SEITENTEXT

★ ★ ★ ★ ★

Boomtown Adlershof

Berlin kann auch anders

Berlin-Adlershof
Das Zentrum für Photonik und Optische Technologien im Technologiepark Berlin-Adlershof © picture alliance/dpa/Foto: Jens Kalaene
Von Verena Kemna |
Im Südosten Berlins hat sich in Adlershof über die Jahre einer der erfolgreichsten Standorte für Hochtechnologie in Deutschland entwickelt. Mehr als eintausend Unternehmen und wissenschaftliche Einrichtungen haben sich angesiedelt. Und ein Ende ist nicht in Sicht.
Propellergeräusche, Krach aus einer Werkhalle, menschliche Stimmen. Die Klanginstallation "Air Borne" auf dem Parkgelände in Deutschlands größtem Wissenschafts- und Technologiepark. Klänge, die an die Ursprünge von Adlershof erinnern sollen. Hier, im Berliner Südosten, ganz in der Nähe des künftigen Berliner Großflughafens, gründete Graf Zeppelin 1912 die "Deutsche Versuchsanstalt für Luftfahrt", kurz DVL.
Einige historische Gebäude sind erhalten. Zwei restaurierte Labor- und Werkstattgebäude aus der Zeit sind Blickfang und Orientierungshilfe. Bogenfenster reichen bis unter das Dach, die Gebäude stehen mitten auf einem Stein gepflasterten Hof. Moderne Glasfassaden ergänzen das Forum.

Essen, sitzen, reden...

Wo vor hundert Jahren Propellerflugzeuge knatterten, ist ein Platz entstanden, groß wie zwei Fußballfelder. Es ist das Forum von Adlershof. Essen, sitzen, reden, mit Blick auf die Neubauten der naturwissenschaftlichen Institute der Berliner Humboldt-Universität. Markant, auch zwei fünf Meter hohe Stelen. Von oben herab scheinen die beiden identischen Kopfskulpturen das Gelände zu überblicken. Kluge Köpfe sind das Potential von Adlershof. Christin Schäfer ist froh, wieder da zu sein.

★ ★ ★ ★ ★

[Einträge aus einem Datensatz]
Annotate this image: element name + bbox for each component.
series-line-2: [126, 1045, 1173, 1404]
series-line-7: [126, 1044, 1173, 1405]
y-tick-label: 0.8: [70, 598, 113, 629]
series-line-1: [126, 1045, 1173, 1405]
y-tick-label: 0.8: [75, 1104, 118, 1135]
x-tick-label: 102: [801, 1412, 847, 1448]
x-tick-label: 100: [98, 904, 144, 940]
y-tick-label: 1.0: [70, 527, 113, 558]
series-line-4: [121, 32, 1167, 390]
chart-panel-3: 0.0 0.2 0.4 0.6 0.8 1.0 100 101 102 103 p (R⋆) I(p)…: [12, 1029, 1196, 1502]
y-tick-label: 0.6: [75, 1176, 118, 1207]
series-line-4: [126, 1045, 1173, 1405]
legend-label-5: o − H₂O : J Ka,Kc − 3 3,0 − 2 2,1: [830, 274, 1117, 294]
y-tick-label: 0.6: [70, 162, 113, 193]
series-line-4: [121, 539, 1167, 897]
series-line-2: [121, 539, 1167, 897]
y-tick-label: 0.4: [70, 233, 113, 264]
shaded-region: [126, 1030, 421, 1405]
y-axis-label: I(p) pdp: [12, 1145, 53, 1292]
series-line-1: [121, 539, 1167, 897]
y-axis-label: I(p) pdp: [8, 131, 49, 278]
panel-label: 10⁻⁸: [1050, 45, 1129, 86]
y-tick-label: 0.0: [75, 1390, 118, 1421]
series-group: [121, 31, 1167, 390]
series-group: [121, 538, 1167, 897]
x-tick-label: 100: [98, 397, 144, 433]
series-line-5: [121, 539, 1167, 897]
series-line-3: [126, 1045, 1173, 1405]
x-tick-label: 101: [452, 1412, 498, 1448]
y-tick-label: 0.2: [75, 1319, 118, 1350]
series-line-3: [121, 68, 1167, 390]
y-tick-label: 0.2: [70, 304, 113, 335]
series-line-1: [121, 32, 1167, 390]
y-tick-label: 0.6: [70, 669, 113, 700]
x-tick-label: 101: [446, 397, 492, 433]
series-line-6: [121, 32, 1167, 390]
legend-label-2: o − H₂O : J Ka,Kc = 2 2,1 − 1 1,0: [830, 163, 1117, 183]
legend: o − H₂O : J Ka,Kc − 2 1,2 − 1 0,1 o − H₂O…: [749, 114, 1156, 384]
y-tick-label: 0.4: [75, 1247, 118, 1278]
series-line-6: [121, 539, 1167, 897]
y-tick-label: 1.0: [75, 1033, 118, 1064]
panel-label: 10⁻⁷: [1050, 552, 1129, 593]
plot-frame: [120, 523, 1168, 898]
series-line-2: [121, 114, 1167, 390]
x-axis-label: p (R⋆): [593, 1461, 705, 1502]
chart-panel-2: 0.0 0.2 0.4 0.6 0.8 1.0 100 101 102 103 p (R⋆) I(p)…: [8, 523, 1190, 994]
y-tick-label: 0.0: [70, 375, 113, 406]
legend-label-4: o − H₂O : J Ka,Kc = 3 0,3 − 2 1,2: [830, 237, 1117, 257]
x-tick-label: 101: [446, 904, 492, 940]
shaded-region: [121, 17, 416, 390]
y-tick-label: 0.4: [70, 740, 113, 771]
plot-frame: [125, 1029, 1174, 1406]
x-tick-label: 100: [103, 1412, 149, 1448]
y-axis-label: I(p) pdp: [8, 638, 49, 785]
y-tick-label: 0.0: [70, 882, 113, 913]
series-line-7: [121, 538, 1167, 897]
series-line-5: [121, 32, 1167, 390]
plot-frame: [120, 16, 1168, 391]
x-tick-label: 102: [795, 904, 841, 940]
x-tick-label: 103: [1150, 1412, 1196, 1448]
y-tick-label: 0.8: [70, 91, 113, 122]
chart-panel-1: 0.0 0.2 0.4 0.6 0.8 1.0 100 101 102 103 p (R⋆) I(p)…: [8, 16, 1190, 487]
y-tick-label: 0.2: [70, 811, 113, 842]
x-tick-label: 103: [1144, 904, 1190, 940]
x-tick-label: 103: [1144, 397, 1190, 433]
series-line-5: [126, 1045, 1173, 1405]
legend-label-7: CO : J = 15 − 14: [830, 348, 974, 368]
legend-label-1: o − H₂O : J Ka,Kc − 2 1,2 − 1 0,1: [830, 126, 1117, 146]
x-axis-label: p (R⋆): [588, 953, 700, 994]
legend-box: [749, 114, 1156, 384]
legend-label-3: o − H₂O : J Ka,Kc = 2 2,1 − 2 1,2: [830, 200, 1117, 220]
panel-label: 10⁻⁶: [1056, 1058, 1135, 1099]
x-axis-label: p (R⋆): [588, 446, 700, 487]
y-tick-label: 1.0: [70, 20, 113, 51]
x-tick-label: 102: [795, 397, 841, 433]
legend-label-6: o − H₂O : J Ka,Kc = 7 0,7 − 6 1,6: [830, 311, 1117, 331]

★ ★ ★ ★ ★

ZIEL DER AUFGABE
Schreibe den Text über den Technologiepark Adlershof vollständig und unverändert ab. Die Zeilen stammen aus einer anderen Quelle.

ERLEDIGTE AUFGABE
Boomtown Adlershof

Berlin kann auch anders

Berlin-Adlershof
Das Zentrum für Photonik und Optische Technologien im Technologiepark Berlin-Adlershof © picture alliance/dpa/Foto: Jens Kalaene
Von Verena Kemna |
Im Südosten Berlins hat sich in Adlershof über die Jahre einer der erfolgreichsten Standorte für Hochtechnologie in Deutschland entwickelt. Mehr als eintausend Unternehmen und wissenschaftliche Einrichtungen haben sich angesiedelt. Und ein Ende ist nicht in Sicht.
Propellergeräusche, Krach aus einer Werkhalle, menschliche Stimmen. Die Klanginstallation "Air Borne" auf dem Parkgelände in Deutschlands größtem Wissenschafts- und Technologiepark. Klänge, die an die Ursprünge von Adlershof erinnern sollen. Hier, im Berliner Südosten, ganz in der Nähe des künftigen Berliner Großflughafens, gründete Graf Zeppelin 1912 die "Deutsche Versuchsanstalt für Luftfahrt", kurz DVL.
Einige historische Gebäude sind erhalten. Zwei restaurierte Labor- und Werkstattgebäude aus der Zeit sind Blickfang und Orientierungshilfe. Bogenfenster reichen bis unter das Dach, die Gebäude stehen mitten auf einem Stein gepflasterten Hof. Moderne Glasfassaden ergänzen das Forum.

Essen, sitzen, reden...

Wo vor hundert Jahren Propellerflugzeuge knatterten, ist ein Platz entstanden, groß wie zwei Fußballfelder. Es ist das Forum von Adlershof. Essen, sitzen, reden, mit Blick auf die Neubauten der naturwissenschaftlichen Institute der Berliner Humboldt-Universität. Markant, auch zwei fünf Meter hohe Stelen. Von oben herab scheinen die beiden identischen Kopfskulpturen das Gelände zu überblicken. Kluge Köpfe sind das Potential von Adlershof. Christin Schäfer ist froh, wieder da zu sein.